**Stated problem**. Reproduce the entries verbatim, starting with the line containing "text: ○ 全死亡者について、自宅で死亡する患者の割合は増加してきており、特に悪性腫瘍が死因の死亡者で顕著である。" and continuing through the end of the entries, both ends included. Omit the pictures from your answer.

**Information given**.

[start]

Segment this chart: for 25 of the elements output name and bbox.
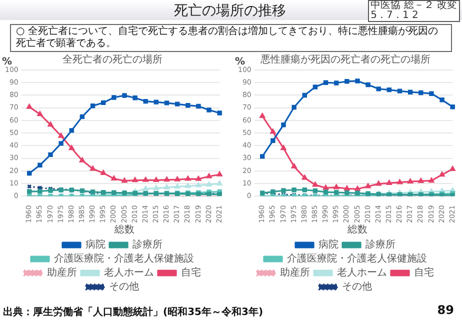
text: ○ 全死亡者について、自宅で死亡する患者の割合は増加してきており、特に悪性腫瘍が死因の死亡者で顕著である。 (10, 24, 452, 52)
legend-label: 老人ホーム (104, 266, 154, 279)
legend-label: 助産所 (47, 266, 77, 279)
legend-label: その他 (342, 280, 372, 293)
legend-label: 老人ホーム (337, 266, 387, 279)
legend-label: 病院 (86, 238, 106, 251)
text: 5 . 7 . 1 2 (370, 10, 420, 21)
legend-label: 助産所 (280, 266, 310, 279)
text: 死亡の場所の推移 (173, 2, 287, 20)
source-note: 出典：厚生労働省「人口動態統計」(昭和35年～令和3年) (3, 306, 264, 319)
x-axis-title: 総数 (346, 224, 368, 236)
legend-label: 診療所 (132, 238, 162, 251)
chart-title: 悪性腫瘍が死因の死亡者の死亡の場所 (260, 54, 430, 66)
x-axis-title: 総数 (113, 224, 134, 236)
legend-label: 自宅 (181, 266, 201, 279)
legend-label: 介護医療院・介護老人保健施設 (287, 252, 427, 265)
legend-label: 診療所 (366, 238, 396, 251)
legend-label: 介護医療院・介護老人保健施設 (54, 252, 194, 265)
y-axis-title: % (2, 56, 12, 68)
text: 89 (437, 303, 454, 317)
legend-label: 病院 (318, 238, 338, 251)
legend-label: その他 (109, 280, 139, 293)
y-axis-title: % (235, 56, 246, 68)
legend-label: 自宅 (414, 266, 434, 279)
chart-title: 全死亡者の死亡の場所 (62, 54, 162, 66)
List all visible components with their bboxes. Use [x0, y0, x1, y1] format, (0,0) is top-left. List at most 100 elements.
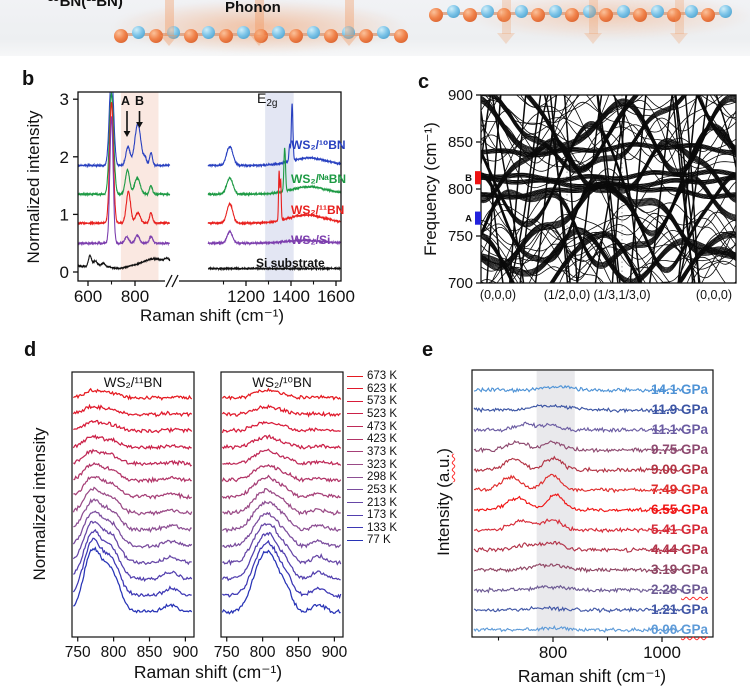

[end]

**Result of the task**.
text: ○ 全死亡者について、自宅で死亡する患者の割合は増加してきており、特に悪性腫瘍が死因の死亡者で顕著である。 (10, 24, 452, 52)
legend-label: 老人ホーム (104, 266, 154, 279)
legend-label: 助産所 (47, 266, 77, 279)
legend-label: その他 (342, 280, 372, 293)
legend-label: 老人ホーム (337, 266, 387, 279)
legend-label: 病院 (86, 238, 106, 251)
text: 5 . 7 . 1 2 (370, 10, 420, 21)
legend-label: 助産所 (280, 266, 310, 279)
text: 死亡の場所の推移 (173, 2, 287, 20)
source-note: 出典：厚生労働省「人口動態統計」(昭和35年～令和3年) (3, 306, 264, 319)
x-axis-title: 総数 (346, 224, 368, 236)
legend-label: 診療所 (132, 238, 162, 251)
chart-title: 悪性腫瘍が死因の死亡者の死亡の場所 (260, 54, 430, 66)
x-axis-title: 総数 (113, 224, 134, 236)
legend-label: 自宅 (181, 266, 201, 279)
legend-label: 介護医療院・介護老人保健施設 (287, 252, 427, 265)
legend-label: 診療所 (366, 238, 396, 251)
legend-label: 介護医療院・介護老人保健施設 (54, 252, 194, 265)
y-axis-title: % (2, 56, 12, 68)
text: 89 (437, 303, 454, 317)
legend-label: 病院 (318, 238, 338, 251)
legend-label: その他 (109, 280, 139, 293)
y-axis-title: % (235, 56, 246, 68)
legend-label: 自宅 (414, 266, 434, 279)
chart-title: 全死亡者の死亡の場所 (62, 54, 162, 66)
List all visible components with their bboxes. Use [x0, y0, x1, y1] format, (0,0) is top-left. List at most 100 elements.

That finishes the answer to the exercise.